**Exercise aim**
Images do not belong in the copy. Retype all the entries below exactly.

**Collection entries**
· · · · ·

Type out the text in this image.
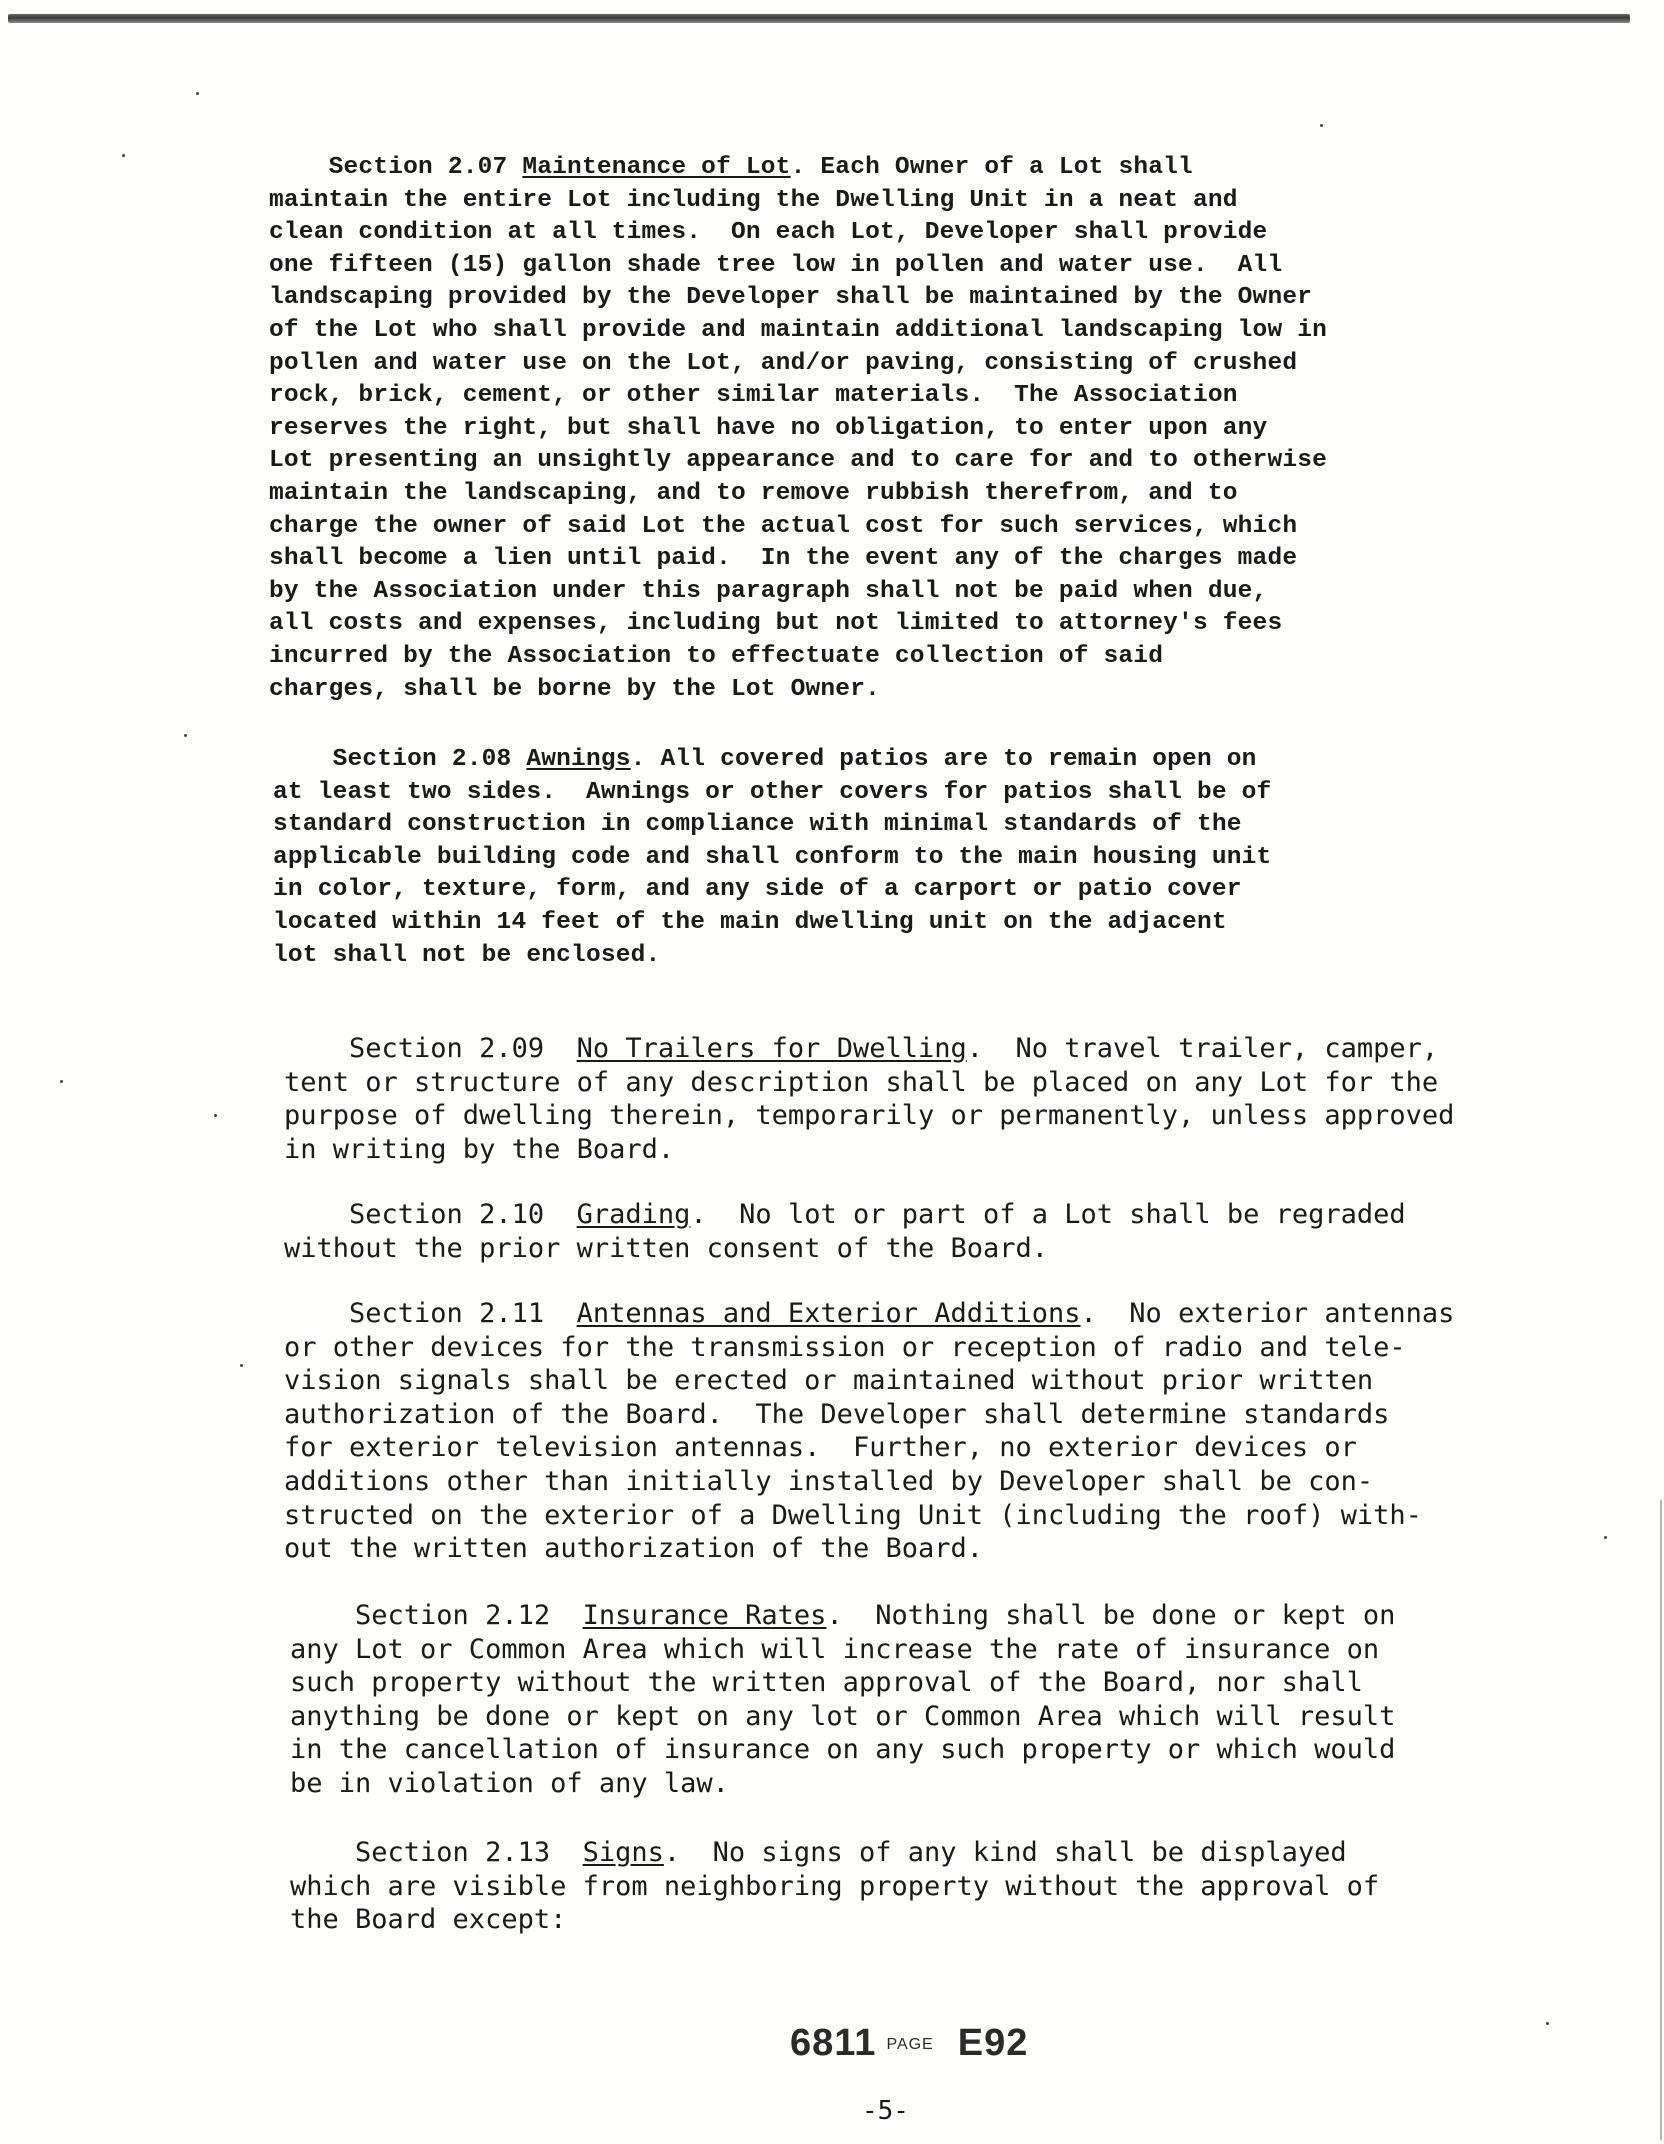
Section 2.07 Maintenance of Lot. Each Owner of a Lot shall
maintain the entire Lot including the Dwelling Unit in a neat and
clean condition at all times.  On each Lot, Developer shall provide
one fifteen (15) gallon shade tree low in pollen and water use.  All
landscaping provided by the Developer shall be maintained by the Owner
of the Lot who shall provide and maintain additional landscaping low in
pollen and water use on the Lot, and/or paving, consisting of crushed
rock, brick, cement, or other similar materials.  The Association
reserves the right, but shall have no obligation, to enter upon any
Lot presenting an unsightly appearance and to care for and to otherwise
maintain the landscaping, and to remove rubbish therefrom, and to
charge the owner of said Lot the actual cost for such services, which
shall become a lien until paid.  In the event any of the charges made
by the Association under this paragraph shall not be paid when due,
all costs and expenses, including but not limited to attorney's fees
incurred by the Association to effectuate collection of said
charges, shall be borne by the Lot Owner.
Section 2.08 Awnings. All covered patios are to remain open on
at least two sides.  Awnings or other covers for patios shall be of
standard construction in compliance with minimal standards of the
applicable building code and shall conform to the main housing unit
in color, texture, form, and any side of a carport or patio cover
located within 14 feet of the main dwelling unit on the adjacent
lot shall not be enclosed.
Section 2.09  No Trailers for Dwelling.  No travel trailer, camper,
tent or structure of any description shall be placed on any Lot for the
purpose of dwelling therein, temporarily or permanently, unless approved
in writing by the Board.
Section 2.10  Grading.  No lot or part of a Lot shall be regraded
without the prior written consent of the Board.
Section 2.11  Antennas and Exterior Additions.  No exterior antennas
or other devices for the transmission or reception of radio and tele-
vision signals shall be erected or maintained without prior written
authorization of the Board.  The Developer shall determine standards
for exterior television antennas.  Further, no exterior devices or
additions other than initially installed by Developer shall be con-
structed on the exterior of a Dwelling Unit (including the roof) with-
out the written authorization of the Board.
Section 2.12  Insurance Rates.  Nothing shall be done or kept on
any Lot or Common Area which will increase the rate of insurance on
such property without the written approval of the Board, nor shall
anything be done or kept on any lot or Common Area which will result
in the cancellation of insurance on any such property or which would
be in violation of any law.
Section 2.13  Signs.  No signs of any kind shall be displayed
which are visible from neighboring property without the approval of
the Board except:
6811 PAGE E92
-5-
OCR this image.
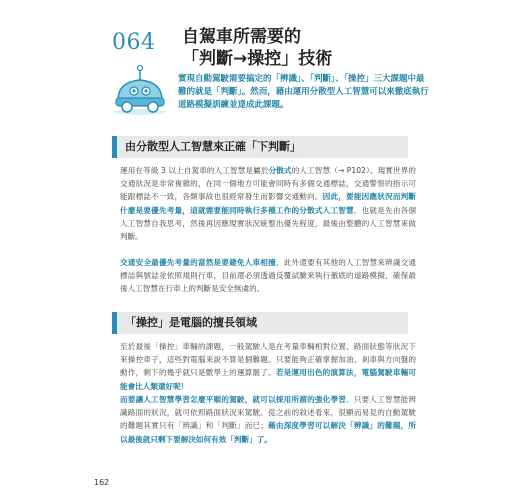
064 自駕車所需要的
「判斷→操控」技術
實現自動駕駛需要搞定的「辨識」、「判斷」、「操控」三大課題中最難的就是「判斷」。然而，藉由運用分散型人工智慧可以來徹底執行道路模擬訓練並達成此課題。
由分散型人工智慧來正確「下判斷」
運用在等級 3 以上自駕車的人工智慧是屬於分散式的人工智慧（→ P102）。現實世界的交通狀況是非常複雜的，在同一個地方可能會同時有多個交通標誌，交通警察的指示可能跟標誌不一致，各類事故也很經常發生而影響交通動向。因此，要能因應狀況而判斷什麼是要優先考量，這就需要能同時執行多種工作的分散式人工智慧。也就是先由各個人工智慧自我思考，然後再因應現實狀況統整出優先程度，最後由整體的人工智慧來做判斷。
交通安全最優先考量的當然是要避免人車相撞，此外還要有其他的人工智慧來辨識交通標誌與號誌並依照規則行車，目前還必須透過反覆試驗來執行徹底的道路模擬，確保最後人工智慧在行車上的判斷是安全無虞的。
「操控」是電腦的擅長領域
至於最後「操控」車輛的課題，一般駕駛人是在考量車輛相對位置、路面狀態等狀況下來操控車子，這些對電腦來說不算是個難題。只要能夠正確掌握加油、剎車與方向盤的動作，剩下的幾乎就只是數學上的運算罷了。若是運用出色的演算法，電腦駕駛車輛可能會比人類還好呢！
而要讓人工智慧學習怎麼平順的駕駛，就可以採用所謂的強化學習。只要人工智慧能辨識路面的狀況，就可依照路面狀況來駕駛。從之前的敘述看來，很顯而易見的自動駕駛的難題其實只有「辨識」和「判斷」而已；藉由深度學習可以解決「辨識」的難題，所以最後就只剩下要解決如何有效「判斷」了。
162
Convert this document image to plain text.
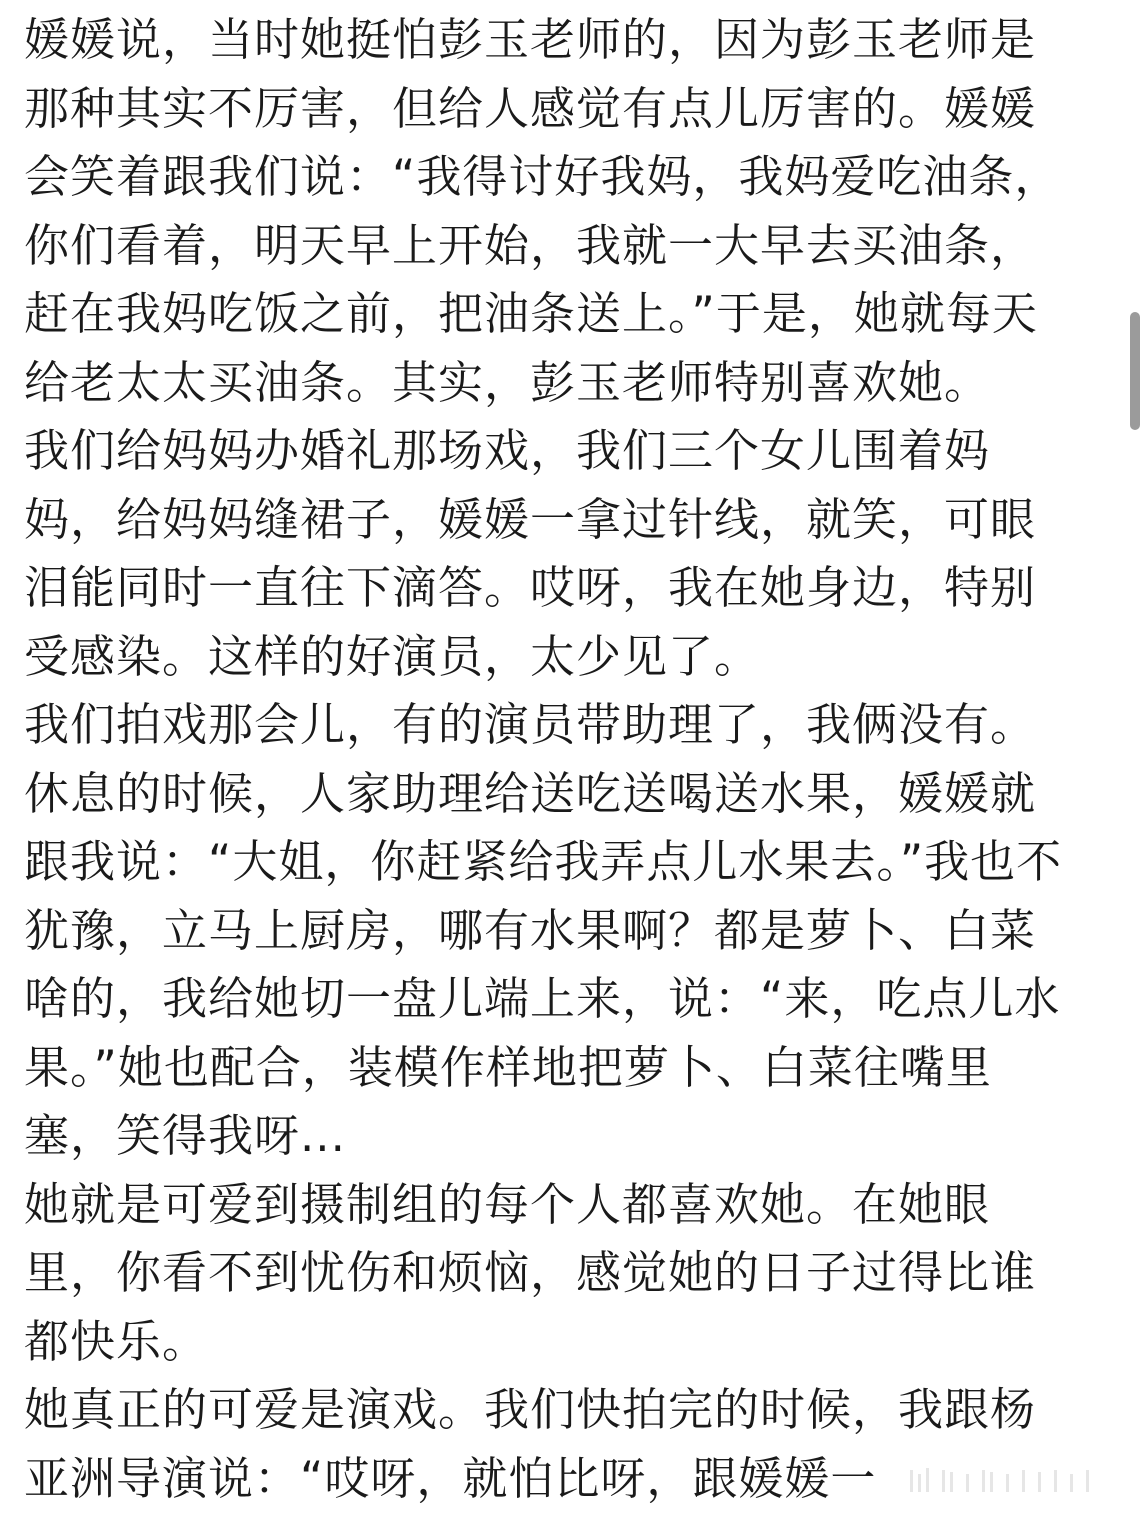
媛媛说，当时她挺怕彭玉老师的，因为彭玉老师是
那种其实不厉害，但给人感觉有点儿厉害的。媛媛
会笑着跟我们说：“我得讨好我妈，我妈爱吃油条，
你们看着，明天早上开始，我就一大早去买油条，
赶在我妈吃饭之前，把油条送上。”于是，她就每天
给老太太买油条。其实，彭玉老师特别喜欢她。
我们给妈妈办婚礼那场戏，我们三个女儿围着妈
妈，给妈妈缝裙子，媛媛一拿过针线，就笑，可眼
泪能同时一直往下滴答。哎呀，我在她身边，特别
受感染。这样的好演员，太少见了。
我们拍戏那会儿，有的演员带助理了，我俩没有。
休息的时候，人家助理给送吃送喝送水果，媛媛就
跟我说：“大姐，你赶紧给我弄点儿水果去。”我也不
犹豫，立马上厨房，哪有水果啊？都是萝卜、白菜
啥的，我给她切一盘儿端上来，说：“来，吃点儿水
果。”她也配合，装模作样地把萝卜、白菜往嘴里
塞，笑得我呀...
她就是可爱到摄制组的每个人都喜欢她。在她眼
里，你看不到忧伤和烦恼，感觉她的日子过得比谁
都快乐。
她真正的可爱是演戏。我们快拍完的时候，我跟杨
亚洲导演说：“哎呀，就怕比呀，跟媛媛一
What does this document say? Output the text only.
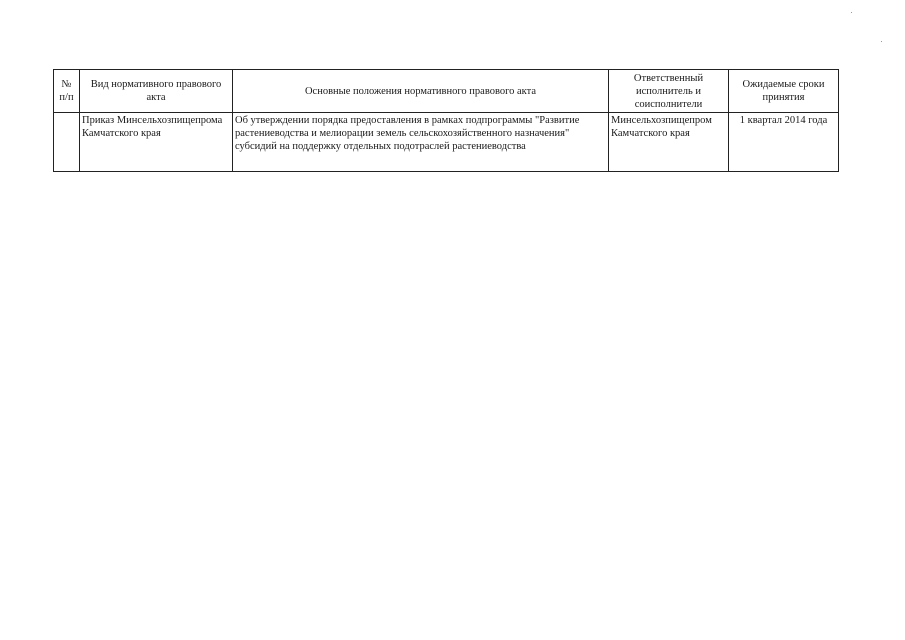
№ п/п	Вид нормативного правового акта	Основные положения нормативного правового акта	Ответственный исполнитель и соисполнители	Ожидаемые сроки принятия
	Приказ Минсельхозпищепрома Камчатского края	Об утверждении порядка предоставления в рамках подпрограммы "Развитие растениеводства и мелиорации земель сельскохозяйственного назначения" субсидий на поддержку отдельных подотраслей растениеводства	Минсельхозпищепром Камчатского края	1 квартал 2014 года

· · · · ·

**Expected output**
Type out the text in this image.
Section 2.07 Maintenance of Lot. Each Owner of a Lot shall
maintain the entire Lot including the Dwelling Unit in a neat and
clean condition at all times.  On each Lot, Developer shall provide
one fifteen (15) gallon shade tree low in pollen and water use.  All
landscaping provided by the Developer shall be maintained by the Owner
of the Lot who shall provide and maintain additional landscaping low in
pollen and water use on the Lot, and/or paving, consisting of crushed
rock, brick, cement, or other similar materials.  The Association
reserves the right, but shall have no obligation, to enter upon any
Lot presenting an unsightly appearance and to care for and to otherwise
maintain the landscaping, and to remove rubbish therefrom, and to
charge the owner of said Lot the actual cost for such services, which
shall become a lien until paid.  In the event any of the charges made
by the Association under this paragraph shall not be paid when due,
all costs and expenses, including but not limited to attorney's fees
incurred by the Association to effectuate collection of said
charges, shall be borne by the Lot Owner.
Section 2.08 Awnings. All covered patios are to remain open on
at least two sides.  Awnings or other covers for patios shall be of
standard construction in compliance with minimal standards of the
applicable building code and shall conform to the main housing unit
in color, texture, form, and any side of a carport or patio cover
located within 14 feet of the main dwelling unit on the adjacent
lot shall not be enclosed.
Section 2.09  No Trailers for Dwelling.  No travel trailer, camper,
tent or structure of any description shall be placed on any Lot for the
purpose of dwelling therein, temporarily or permanently, unless approved
in writing by the Board.
Section 2.10  Grading.  No lot or part of a Lot shall be regraded
without the prior written consent of the Board.
Section 2.11  Antennas and Exterior Additions.  No exterior antennas
or other devices for the transmission or reception of radio and tele-
vision signals shall be erected or maintained without prior written
authorization of the Board.  The Developer shall determine standards
for exterior television antennas.  Further, no exterior devices or
additions other than initially installed by Developer shall be con-
structed on the exterior of a Dwelling Unit (including the roof) with-
out the written authorization of the Board.
Section 2.12  Insurance Rates.  Nothing shall be done or kept on
any Lot or Common Area which will increase the rate of insurance on
such property without the written approval of the Board, nor shall
anything be done or kept on any lot or Common Area which will result
in the cancellation of insurance on any such property or which would
be in violation of any law.
Section 2.13  Signs.  No signs of any kind shall be displayed
which are visible from neighboring property without the approval of
the Board except:
6811 PAGE E92
-5-
OCR this image.
064 自駕車所需要的
「判斷→操控」技術
實現自動駕駛需要搞定的「辨識」、「判斷」、「操控」三大課題中最難的就是「判斷」。然而，藉由運用分散型人工智慧可以來徹底執行道路模擬訓練並達成此課題。
由分散型人工智慧來正確「下判斷」
運用在等級 3 以上自駕車的人工智慧是屬於分散式的人工智慧（→ P102）。現實世界的交通狀況是非常複雜的，在同一個地方可能會同時有多個交通標誌，交通警察的指示可能跟標誌不一致，各類事故也很經常發生而影響交通動向。因此，要能因應狀況而判斷什麼是要優先考量，這就需要能同時執行多種工作的分散式人工智慧。也就是先由各個人工智慧自我思考，然後再因應現實狀況統整出優先程度，最後由整體的人工智慧來做判斷。
交通安全最優先考量的當然是要避免人車相撞，此外還要有其他的人工智慧來辨識交通標誌與號誌並依照規則行車，目前還必須透過反覆試驗來執行徹底的道路模擬，確保最後人工智慧在行車上的判斷是安全無虞的。
「操控」是電腦的擅長領域
至於最後「操控」車輛的課題，一般駕駛人是在考量車輛相對位置、路面狀態等狀況下來操控車子，這些對電腦來說不算是個難題。只要能夠正確掌握加油、剎車與方向盤的動作，剩下的幾乎就只是數學上的運算罷了。若是運用出色的演算法，電腦駕駛車輛可能會比人類還好呢！
而要讓人工智慧學習怎麼平順的駕駛，就可以採用所謂的強化學習。只要人工智慧能辨識路面的狀況，就可依照路面狀況來駕駛。從之前的敘述看來，很顯而易見的自動駕駛的難題其實只有「辨識」和「判斷」而已；藉由深度學習可以解決「辨識」的難題，所以最後就只剩下要解決如何有效「判斷」了。
162
Convert this document image to plain text.
媛媛说，当时她挺怕彭玉老师的，因为彭玉老师是
那种其实不厉害，但给人感觉有点儿厉害的。媛媛
会笑着跟我们说：“我得讨好我妈，我妈爱吃油条，
你们看着，明天早上开始，我就一大早去买油条，
赶在我妈吃饭之前，把油条送上。”于是，她就每天
给老太太买油条。其实，彭玉老师特别喜欢她。
我们给妈妈办婚礼那场戏，我们三个女儿围着妈
妈，给妈妈缝裙子，媛媛一拿过针线，就笑，可眼
泪能同时一直往下滴答。哎呀，我在她身边，特别
受感染。这样的好演员，太少见了。
我们拍戏那会儿，有的演员带助理了，我俩没有。
休息的时候，人家助理给送吃送喝送水果，媛媛就
跟我说：“大姐，你赶紧给我弄点儿水果去。”我也不
犹豫，立马上厨房，哪有水果啊？都是萝卜、白菜
啥的，我给她切一盘儿端上来，说：“来，吃点儿水
果。”她也配合，装模作样地把萝卜、白菜往嘴里
塞，笑得我呀...
她就是可爱到摄制组的每个人都喜欢她。在她眼
里，你看不到忧伤和烦恼，感觉她的日子过得比谁
都快乐。
她真正的可爱是演戏。我们快拍完的时候，我跟杨
亚洲导演说：“哎呀，就怕比呀，跟媛媛一
What does this document say? Output the text only.
№ п/п	Вид нормативного правового акта	Основные положения нормативного правового акта	Ответственный исполнитель и соисполнители	Ожидаемые сроки принятия
	Приказ Минсельхозпищепрома Камчатского края	Об утверждении порядка предоставления в рамках подпрограммы "Развитие растениеводства и мелиорации земель сельскохозяйственного назначения" субсидий на поддержку отдельных подотраслей растениеводства	Минсельхозпищепром Камчатского края	1 квартал 2014 года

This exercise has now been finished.